Problem to work on: Take the material below and retype it in full; pictures are left out.

Stored entries:
* * * * *
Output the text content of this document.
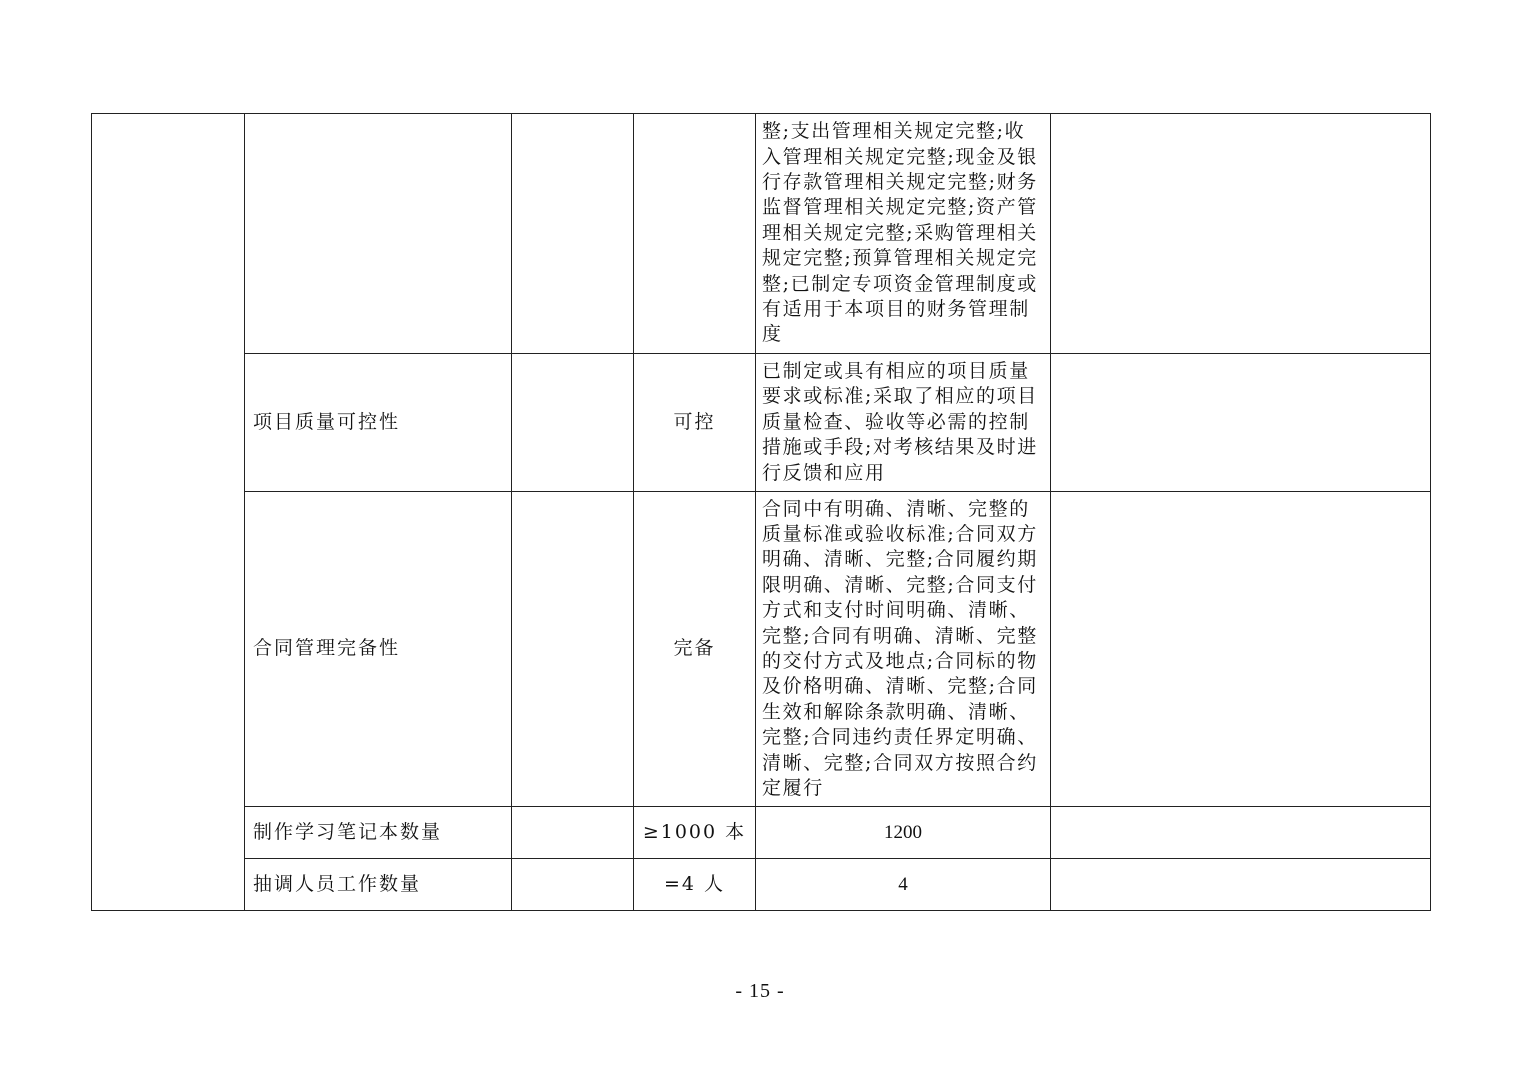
				整;支出管理相关规定完整;收入管理相关规定完整;现金及银行存款管理相关规定完整;财务监督管理相关规定完整;资产管理相关规定完整;采购管理相关规定完整;预算管理相关规定完整;已制定专项资金管理制度或有适用于本项目的财务管理制度	
	项目质量可控性		可控	已制定或具有相应的项目质量要求或标准;采取了相应的项目质量检查、验收等必需的控制措施或手段;对考核结果及时进行反馈和应用	
	合同管理完备性		完备	合同中有明确、清晰、完整的质量标准或验收标准;合同双方明确、清晰、完整;合同履约期限明确、清晰、完整;合同支付方式和支付时间明确、清晰、完整;合同有明确、清晰、完整的交付方式及地点;合同标的物及价格明确、清晰、完整;合同生效和解除条款明确、清晰、完整;合同违约责任界定明确、清晰、完整;合同双方按照合约定履行	
	制作学习笔记本数量		≥1000 本	1200	
	抽调人员工作数量		=4 人	4	
- 15 -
* * * * *
Expected output:
Output the text content of this document.
				整;支出管理相关规定完整;收入管理相关规定完整;现金及银行存款管理相关规定完整;财务监督管理相关规定完整;资产管理相关规定完整;采购管理相关规定完整;预算管理相关规定完整;已制定专项资金管理制度或有适用于本项目的财务管理制度	
	项目质量可控性		可控	已制定或具有相应的项目质量要求或标准;采取了相应的项目质量检查、验收等必需的控制措施或手段;对考核结果及时进行反馈和应用	
	合同管理完备性		完备	合同中有明确、清晰、完整的质量标准或验收标准;合同双方明确、清晰、完整;合同履约期限明确、清晰、完整;合同支付方式和支付时间明确、清晰、完整;合同有明确、清晰、完整的交付方式及地点;合同标的物及价格明确、清晰、完整;合同生效和解除条款明确、清晰、完整;合同违约责任界定明确、清晰、完整;合同双方按照合约定履行	
	制作学习笔记本数量		≥1000 本	1200	
	抽调人员工作数量		=4 人	4	
- 15 -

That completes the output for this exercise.